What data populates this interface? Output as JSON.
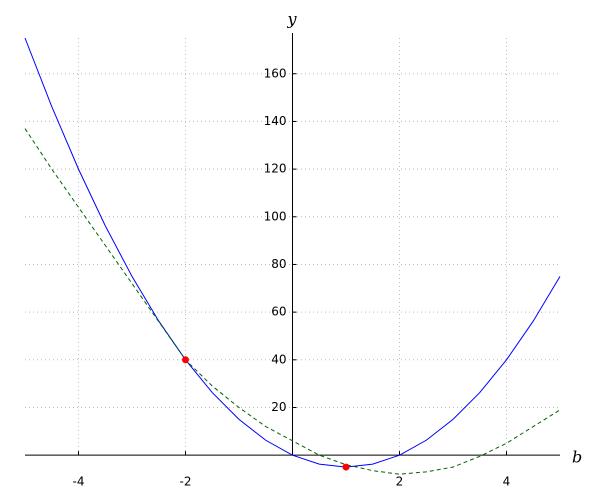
{
  "chart_data": {
    "type": "line",
    "xlabel": "b",
    "ylabel": "y",
    "x": [
      -5,
      -4.5,
      -4,
      -3.5,
      -3,
      -2.5,
      -2,
      -1.5,
      -1,
      -0.5,
      0,
      0.5,
      1,
      1.5,
      2,
      2.5,
      3,
      3.5,
      4,
      4.5,
      5
    ],
    "series": [
      {
        "color": "#0000ff",
        "dashed": false,
        "values": [
          175,
          146.25,
          120,
          96.25,
          75,
          56.25,
          40,
          26.25,
          15,
          6.25,
          0,
          -3.75,
          -5,
          -3.75,
          0,
          6.25,
          15,
          26.25,
          40,
          56.25,
          75
        ]
      },
      {
        "color": "#006400",
        "dashed": true,
        "values": [
          137,
          120,
          104,
          88,
          72,
          56,
          40,
          29,
          20,
          12,
          6,
          0,
          -4,
          -6.5,
          -8,
          -7,
          -5,
          -0.5,
          5,
          12,
          19
        ]
      }
    ],
    "points": {
      "color": "#ff0000",
      "x": [
        -2,
        1
      ],
      "y": [
        40,
        -5
      ]
    },
    "xlim": [
      -5,
      5
    ],
    "ylim": [
      -10,
      175
    ],
    "xticks": [
      -4,
      -2,
      2,
      4
    ],
    "yticks": [
      20,
      40,
      60,
      80,
      100,
      120,
      140,
      160
    ],
    "grid": true
  }
}
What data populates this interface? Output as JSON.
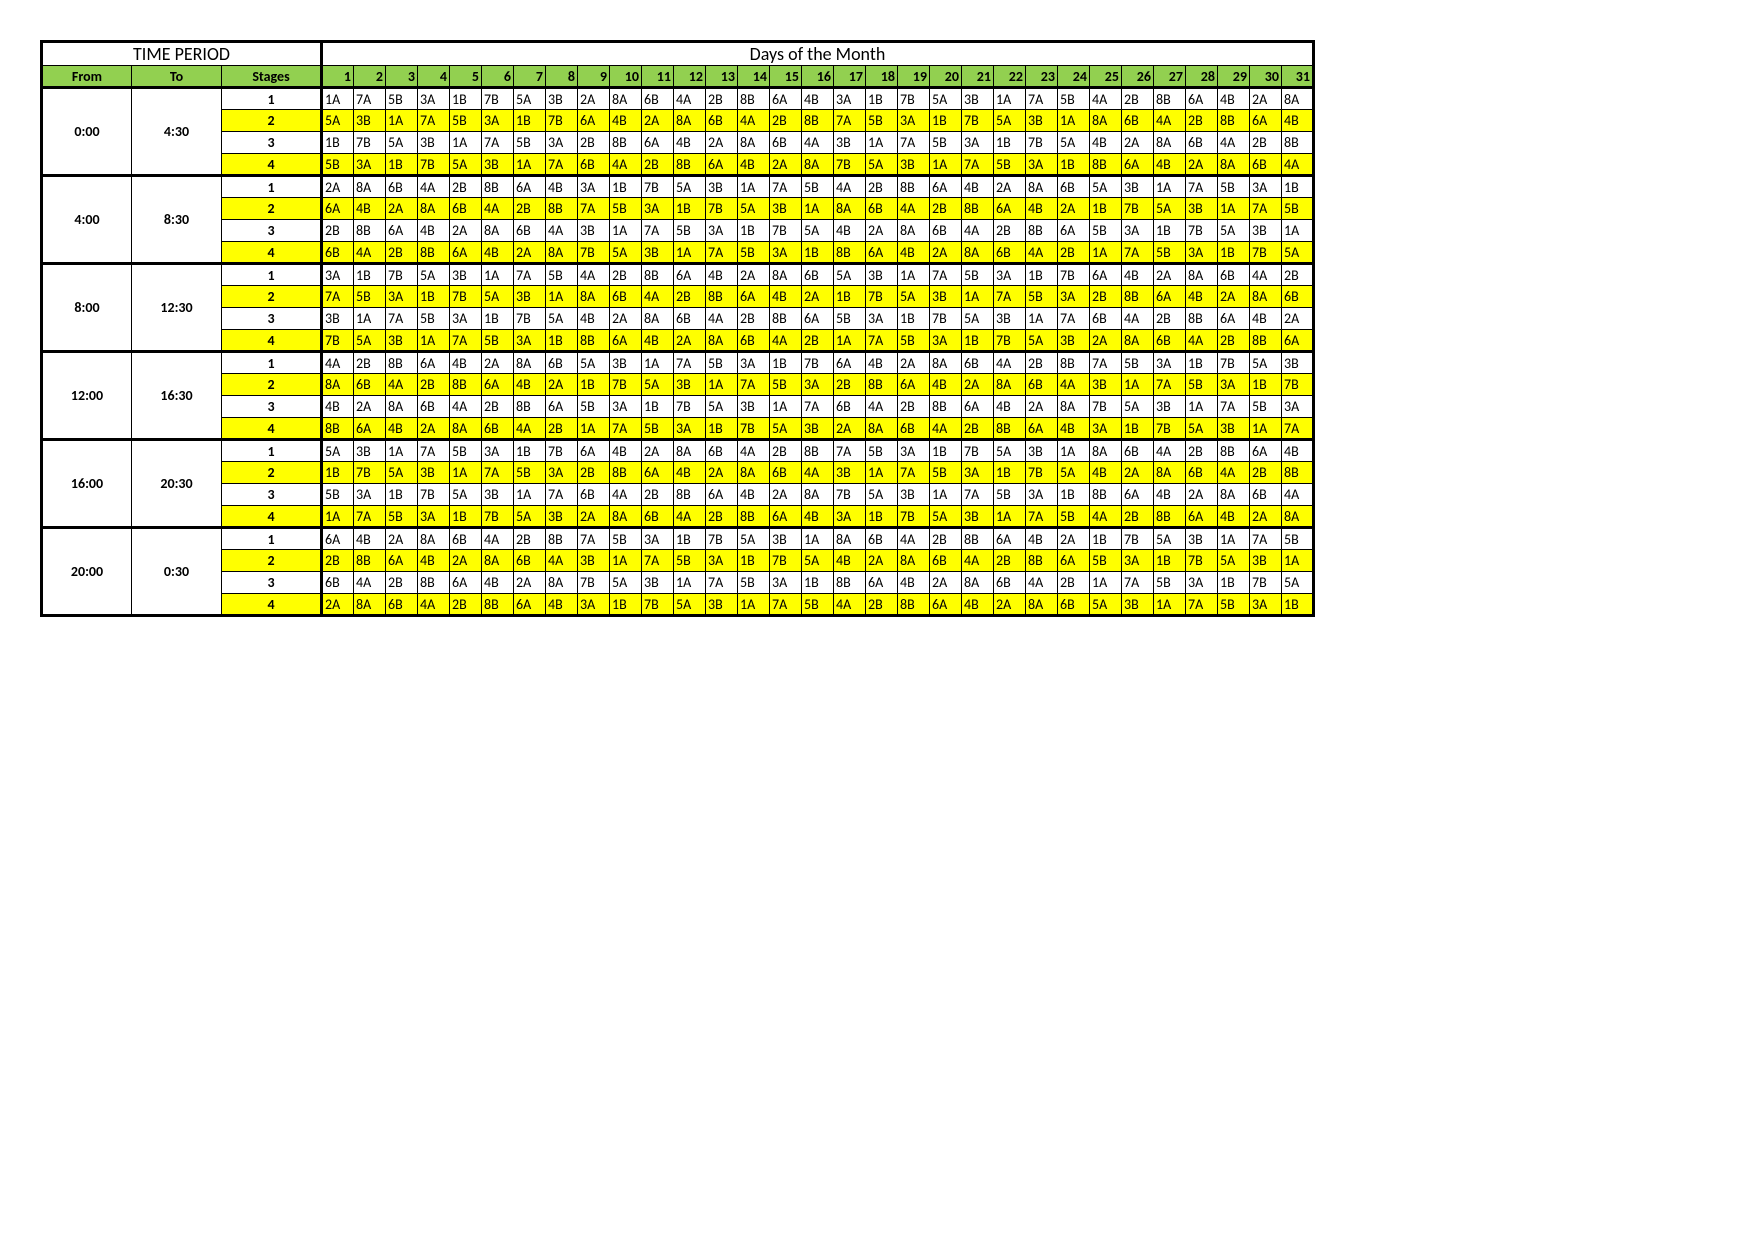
{
  "headers": {
    "time_period": "TIME PERIOD",
    "days_of_month": "Days of the Month",
    "from": "From",
    "to": "To",
    "stages": "Stages"
  },
  "colors": {
    "header_green": "#92d050",
    "yellow": "#ffff00",
    "white": "#ffffff",
    "border": "#000000"
  },
  "day_numbers": [
    1,
    2,
    3,
    4,
    5,
    6,
    7,
    8,
    9,
    10,
    11,
    12,
    13,
    14,
    15,
    16,
    17,
    18,
    19,
    20,
    21,
    22,
    23,
    24,
    25,
    26,
    27,
    28,
    29,
    30,
    31
  ],
  "col_widths": {
    "from": 90,
    "to": 90,
    "stages": 100,
    "day": 32
  },
  "font": {
    "family": "Calibri, Arial, sans-serif",
    "title_size": 18,
    "body_size": 14
  },
  "periods": [
    {
      "from": "0:00",
      "to": "4:30",
      "rows": [
        {
          "stage": "1",
          "yellow": false,
          "cells": [
            "1A",
            "7A",
            "5B",
            "3A",
            "1B",
            "7B",
            "5A",
            "3B",
            "2A",
            "8A",
            "6B",
            "4A",
            "2B",
            "8B",
            "6A",
            "4B",
            "3A",
            "1B",
            "7B",
            "5A",
            "3B",
            "1A",
            "7A",
            "5B",
            "4A",
            "2B",
            "8B",
            "6A",
            "4B",
            "2A",
            "8A"
          ]
        },
        {
          "stage": "2",
          "yellow": true,
          "cells": [
            "5A",
            "3B",
            "1A",
            "7A",
            "5B",
            "3A",
            "1B",
            "7B",
            "6A",
            "4B",
            "2A",
            "8A",
            "6B",
            "4A",
            "2B",
            "8B",
            "7A",
            "5B",
            "3A",
            "1B",
            "7B",
            "5A",
            "3B",
            "1A",
            "8A",
            "6B",
            "4A",
            "2B",
            "8B",
            "6A",
            "4B"
          ]
        },
        {
          "stage": "3",
          "yellow": false,
          "cells": [
            "1B",
            "7B",
            "5A",
            "3B",
            "1A",
            "7A",
            "5B",
            "3A",
            "2B",
            "8B",
            "6A",
            "4B",
            "2A",
            "8A",
            "6B",
            "4A",
            "3B",
            "1A",
            "7A",
            "5B",
            "3A",
            "1B",
            "7B",
            "5A",
            "4B",
            "2A",
            "8A",
            "6B",
            "4A",
            "2B",
            "8B"
          ]
        },
        {
          "stage": "4",
          "yellow": true,
          "cells": [
            "5B",
            "3A",
            "1B",
            "7B",
            "5A",
            "3B",
            "1A",
            "7A",
            "6B",
            "4A",
            "2B",
            "8B",
            "6A",
            "4B",
            "2A",
            "8A",
            "7B",
            "5A",
            "3B",
            "1A",
            "7A",
            "5B",
            "3A",
            "1B",
            "8B",
            "6A",
            "4B",
            "2A",
            "8A",
            "6B",
            "4A"
          ]
        }
      ]
    },
    {
      "from": "4:00",
      "to": "8:30",
      "rows": [
        {
          "stage": "1",
          "yellow": false,
          "cells": [
            "2A",
            "8A",
            "6B",
            "4A",
            "2B",
            "8B",
            "6A",
            "4B",
            "3A",
            "1B",
            "7B",
            "5A",
            "3B",
            "1A",
            "7A",
            "5B",
            "4A",
            "2B",
            "8B",
            "6A",
            "4B",
            "2A",
            "8A",
            "6B",
            "5A",
            "3B",
            "1A",
            "7A",
            "5B",
            "3A",
            "1B"
          ]
        },
        {
          "stage": "2",
          "yellow": true,
          "cells": [
            "6A",
            "4B",
            "2A",
            "8A",
            "6B",
            "4A",
            "2B",
            "8B",
            "7A",
            "5B",
            "3A",
            "1B",
            "7B",
            "5A",
            "3B",
            "1A",
            "8A",
            "6B",
            "4A",
            "2B",
            "8B",
            "6A",
            "4B",
            "2A",
            "1B",
            "7B",
            "5A",
            "3B",
            "1A",
            "7A",
            "5B"
          ]
        },
        {
          "stage": "3",
          "yellow": false,
          "cells": [
            "2B",
            "8B",
            "6A",
            "4B",
            "2A",
            "8A",
            "6B",
            "4A",
            "3B",
            "1A",
            "7A",
            "5B",
            "3A",
            "1B",
            "7B",
            "5A",
            "4B",
            "2A",
            "8A",
            "6B",
            "4A",
            "2B",
            "8B",
            "6A",
            "5B",
            "3A",
            "1B",
            "7B",
            "5A",
            "3B",
            "1A"
          ]
        },
        {
          "stage": "4",
          "yellow": true,
          "cells": [
            "6B",
            "4A",
            "2B",
            "8B",
            "6A",
            "4B",
            "2A",
            "8A",
            "7B",
            "5A",
            "3B",
            "1A",
            "7A",
            "5B",
            "3A",
            "1B",
            "8B",
            "6A",
            "4B",
            "2A",
            "8A",
            "6B",
            "4A",
            "2B",
            "1A",
            "7A",
            "5B",
            "3A",
            "1B",
            "7B",
            "5A"
          ]
        }
      ]
    },
    {
      "from": "8:00",
      "to": "12:30",
      "rows": [
        {
          "stage": "1",
          "yellow": false,
          "cells": [
            "3A",
            "1B",
            "7B",
            "5A",
            "3B",
            "1A",
            "7A",
            "5B",
            "4A",
            "2B",
            "8B",
            "6A",
            "4B",
            "2A",
            "8A",
            "6B",
            "5A",
            "3B",
            "1A",
            "7A",
            "5B",
            "3A",
            "1B",
            "7B",
            "6A",
            "4B",
            "2A",
            "8A",
            "6B",
            "4A",
            "2B"
          ]
        },
        {
          "stage": "2",
          "yellow": true,
          "cells": [
            "7A",
            "5B",
            "3A",
            "1B",
            "7B",
            "5A",
            "3B",
            "1A",
            "8A",
            "6B",
            "4A",
            "2B",
            "8B",
            "6A",
            "4B",
            "2A",
            "1B",
            "7B",
            "5A",
            "3B",
            "1A",
            "7A",
            "5B",
            "3A",
            "2B",
            "8B",
            "6A",
            "4B",
            "2A",
            "8A",
            "6B"
          ]
        },
        {
          "stage": "3",
          "yellow": false,
          "cells": [
            "3B",
            "1A",
            "7A",
            "5B",
            "3A",
            "1B",
            "7B",
            "5A",
            "4B",
            "2A",
            "8A",
            "6B",
            "4A",
            "2B",
            "8B",
            "6A",
            "5B",
            "3A",
            "1B",
            "7B",
            "5A",
            "3B",
            "1A",
            "7A",
            "6B",
            "4A",
            "2B",
            "8B",
            "6A",
            "4B",
            "2A"
          ]
        },
        {
          "stage": "4",
          "yellow": true,
          "cells": [
            "7B",
            "5A",
            "3B",
            "1A",
            "7A",
            "5B",
            "3A",
            "1B",
            "8B",
            "6A",
            "4B",
            "2A",
            "8A",
            "6B",
            "4A",
            "2B",
            "1A",
            "7A",
            "5B",
            "3A",
            "1B",
            "7B",
            "5A",
            "3B",
            "2A",
            "8A",
            "6B",
            "4A",
            "2B",
            "8B",
            "6A"
          ]
        }
      ]
    },
    {
      "from": "12:00",
      "to": "16:30",
      "rows": [
        {
          "stage": "1",
          "yellow": false,
          "cells": [
            "4A",
            "2B",
            "8B",
            "6A",
            "4B",
            "2A",
            "8A",
            "6B",
            "5A",
            "3B",
            "1A",
            "7A",
            "5B",
            "3A",
            "1B",
            "7B",
            "6A",
            "4B",
            "2A",
            "8A",
            "6B",
            "4A",
            "2B",
            "8B",
            "7A",
            "5B",
            "3A",
            "1B",
            "7B",
            "5A",
            "3B"
          ]
        },
        {
          "stage": "2",
          "yellow": true,
          "cells": [
            "8A",
            "6B",
            "4A",
            "2B",
            "8B",
            "6A",
            "4B",
            "2A",
            "1B",
            "7B",
            "5A",
            "3B",
            "1A",
            "7A",
            "5B",
            "3A",
            "2B",
            "8B",
            "6A",
            "4B",
            "2A",
            "8A",
            "6B",
            "4A",
            "3B",
            "1A",
            "7A",
            "5B",
            "3A",
            "1B",
            "7B"
          ]
        },
        {
          "stage": "3",
          "yellow": false,
          "cells": [
            "4B",
            "2A",
            "8A",
            "6B",
            "4A",
            "2B",
            "8B",
            "6A",
            "5B",
            "3A",
            "1B",
            "7B",
            "5A",
            "3B",
            "1A",
            "7A",
            "6B",
            "4A",
            "2B",
            "8B",
            "6A",
            "4B",
            "2A",
            "8A",
            "7B",
            "5A",
            "3B",
            "1A",
            "7A",
            "5B",
            "3A"
          ]
        },
        {
          "stage": "4",
          "yellow": true,
          "cells": [
            "8B",
            "6A",
            "4B",
            "2A",
            "8A",
            "6B",
            "4A",
            "2B",
            "1A",
            "7A",
            "5B",
            "3A",
            "1B",
            "7B",
            "5A",
            "3B",
            "2A",
            "8A",
            "6B",
            "4A",
            "2B",
            "8B",
            "6A",
            "4B",
            "3A",
            "1B",
            "7B",
            "5A",
            "3B",
            "1A",
            "7A"
          ]
        }
      ]
    },
    {
      "from": "16:00",
      "to": "20:30",
      "rows": [
        {
          "stage": "1",
          "yellow": false,
          "cells": [
            "5A",
            "3B",
            "1A",
            "7A",
            "5B",
            "3A",
            "1B",
            "7B",
            "6A",
            "4B",
            "2A",
            "8A",
            "6B",
            "4A",
            "2B",
            "8B",
            "7A",
            "5B",
            "3A",
            "1B",
            "7B",
            "5A",
            "3B",
            "1A",
            "8A",
            "6B",
            "4A",
            "2B",
            "8B",
            "6A",
            "4B"
          ]
        },
        {
          "stage": "2",
          "yellow": true,
          "cells": [
            "1B",
            "7B",
            "5A",
            "3B",
            "1A",
            "7A",
            "5B",
            "3A",
            "2B",
            "8B",
            "6A",
            "4B",
            "2A",
            "8A",
            "6B",
            "4A",
            "3B",
            "1A",
            "7A",
            "5B",
            "3A",
            "1B",
            "7B",
            "5A",
            "4B",
            "2A",
            "8A",
            "6B",
            "4A",
            "2B",
            "8B"
          ]
        },
        {
          "stage": "3",
          "yellow": false,
          "cells": [
            "5B",
            "3A",
            "1B",
            "7B",
            "5A",
            "3B",
            "1A",
            "7A",
            "6B",
            "4A",
            "2B",
            "8B",
            "6A",
            "4B",
            "2A",
            "8A",
            "7B",
            "5A",
            "3B",
            "1A",
            "7A",
            "5B",
            "3A",
            "1B",
            "8B",
            "6A",
            "4B",
            "2A",
            "8A",
            "6B",
            "4A"
          ]
        },
        {
          "stage": "4",
          "yellow": true,
          "cells": [
            "1A",
            "7A",
            "5B",
            "3A",
            "1B",
            "7B",
            "5A",
            "3B",
            "2A",
            "8A",
            "6B",
            "4A",
            "2B",
            "8B",
            "6A",
            "4B",
            "3A",
            "1B",
            "7B",
            "5A",
            "3B",
            "1A",
            "7A",
            "5B",
            "4A",
            "2B",
            "8B",
            "6A",
            "4B",
            "2A",
            "8A"
          ]
        }
      ]
    },
    {
      "from": "20:00",
      "to": "0:30",
      "rows": [
        {
          "stage": "1",
          "yellow": false,
          "cells": [
            "6A",
            "4B",
            "2A",
            "8A",
            "6B",
            "4A",
            "2B",
            "8B",
            "7A",
            "5B",
            "3A",
            "1B",
            "7B",
            "5A",
            "3B",
            "1A",
            "8A",
            "6B",
            "4A",
            "2B",
            "8B",
            "6A",
            "4B",
            "2A",
            "1B",
            "7B",
            "5A",
            "3B",
            "1A",
            "7A",
            "5B"
          ]
        },
        {
          "stage": "2",
          "yellow": true,
          "cells": [
            "2B",
            "8B",
            "6A",
            "4B",
            "2A",
            "8A",
            "6B",
            "4A",
            "3B",
            "1A",
            "7A",
            "5B",
            "3A",
            "1B",
            "7B",
            "5A",
            "4B",
            "2A",
            "8A",
            "6B",
            "4A",
            "2B",
            "8B",
            "6A",
            "5B",
            "3A",
            "1B",
            "7B",
            "5A",
            "3B",
            "1A"
          ]
        },
        {
          "stage": "3",
          "yellow": false,
          "cells": [
            "6B",
            "4A",
            "2B",
            "8B",
            "6A",
            "4B",
            "2A",
            "8A",
            "7B",
            "5A",
            "3B",
            "1A",
            "7A",
            "5B",
            "3A",
            "1B",
            "8B",
            "6A",
            "4B",
            "2A",
            "8A",
            "6B",
            "4A",
            "2B",
            "1A",
            "7A",
            "5B",
            "3A",
            "1B",
            "7B",
            "5A"
          ]
        },
        {
          "stage": "4",
          "yellow": true,
          "cells": [
            "2A",
            "8A",
            "6B",
            "4A",
            "2B",
            "8B",
            "6A",
            "4B",
            "3A",
            "1B",
            "7B",
            "5A",
            "3B",
            "1A",
            "7A",
            "5B",
            "4A",
            "2B",
            "8B",
            "6A",
            "4B",
            "2A",
            "8A",
            "6B",
            "5A",
            "3B",
            "1A",
            "7A",
            "5B",
            "3A",
            "1B"
          ]
        }
      ]
    }
  ]
}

----

TASK DIRECTIONS
Scan the entries above. Copy each line that has the string "from".

EXPECTED ANSWER
    "from": "From",
    "from": 90,
      "from": "0:00",
      "from": "4:00",
      "from": "8:00",
      "from": "12:00",
      "from": "16:00",
      "from": "20:00",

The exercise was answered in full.